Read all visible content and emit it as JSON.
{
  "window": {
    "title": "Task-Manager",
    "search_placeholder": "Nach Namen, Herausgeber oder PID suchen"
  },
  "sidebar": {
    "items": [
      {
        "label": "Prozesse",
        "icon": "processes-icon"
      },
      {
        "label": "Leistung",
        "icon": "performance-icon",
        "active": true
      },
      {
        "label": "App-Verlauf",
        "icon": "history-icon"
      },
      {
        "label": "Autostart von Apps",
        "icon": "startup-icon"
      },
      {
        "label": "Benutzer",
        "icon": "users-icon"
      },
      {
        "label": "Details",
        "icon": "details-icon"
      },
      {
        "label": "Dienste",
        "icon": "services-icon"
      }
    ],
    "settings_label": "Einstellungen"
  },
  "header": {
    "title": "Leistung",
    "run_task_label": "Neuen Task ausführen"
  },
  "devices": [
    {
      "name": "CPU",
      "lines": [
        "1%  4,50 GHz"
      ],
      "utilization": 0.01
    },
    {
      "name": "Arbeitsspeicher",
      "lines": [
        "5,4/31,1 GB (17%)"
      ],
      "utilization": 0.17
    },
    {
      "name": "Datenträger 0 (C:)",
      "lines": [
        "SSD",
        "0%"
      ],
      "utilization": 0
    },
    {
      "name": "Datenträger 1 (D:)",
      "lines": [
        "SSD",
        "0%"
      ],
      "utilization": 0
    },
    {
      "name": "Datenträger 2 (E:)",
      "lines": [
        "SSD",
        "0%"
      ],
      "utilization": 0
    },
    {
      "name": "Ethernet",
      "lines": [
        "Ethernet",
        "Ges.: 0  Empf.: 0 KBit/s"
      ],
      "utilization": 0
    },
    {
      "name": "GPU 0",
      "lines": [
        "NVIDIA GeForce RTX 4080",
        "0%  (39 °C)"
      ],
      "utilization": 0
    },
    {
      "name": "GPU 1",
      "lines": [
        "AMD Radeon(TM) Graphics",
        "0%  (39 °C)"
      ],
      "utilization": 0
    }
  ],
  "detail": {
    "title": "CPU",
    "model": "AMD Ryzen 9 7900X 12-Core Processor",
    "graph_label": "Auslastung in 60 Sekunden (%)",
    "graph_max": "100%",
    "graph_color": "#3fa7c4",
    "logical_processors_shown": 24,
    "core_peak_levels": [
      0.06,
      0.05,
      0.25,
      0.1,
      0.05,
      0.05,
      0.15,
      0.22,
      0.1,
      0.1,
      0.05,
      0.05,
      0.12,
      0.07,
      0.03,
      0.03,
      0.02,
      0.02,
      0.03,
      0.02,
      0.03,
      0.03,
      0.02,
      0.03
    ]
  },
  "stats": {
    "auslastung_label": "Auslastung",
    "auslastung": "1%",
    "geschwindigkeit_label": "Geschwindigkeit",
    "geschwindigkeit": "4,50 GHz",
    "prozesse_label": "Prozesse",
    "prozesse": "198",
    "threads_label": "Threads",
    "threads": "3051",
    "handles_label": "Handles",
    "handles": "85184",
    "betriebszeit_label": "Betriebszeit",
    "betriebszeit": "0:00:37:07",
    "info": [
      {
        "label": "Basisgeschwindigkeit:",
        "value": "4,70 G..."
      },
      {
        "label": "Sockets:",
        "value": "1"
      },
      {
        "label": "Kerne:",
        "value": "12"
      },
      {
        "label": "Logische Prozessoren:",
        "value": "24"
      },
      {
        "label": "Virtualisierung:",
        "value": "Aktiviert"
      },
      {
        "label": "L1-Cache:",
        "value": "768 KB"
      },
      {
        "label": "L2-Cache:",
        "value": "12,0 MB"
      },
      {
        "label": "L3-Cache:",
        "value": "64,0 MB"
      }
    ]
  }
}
____________________
*Your task*
Take every line that includes the string "Cache" and copy it.

*Output*
        "label": "L1-Cache:",
        "label": "L2-Cache:",
        "label": "L3-Cache:",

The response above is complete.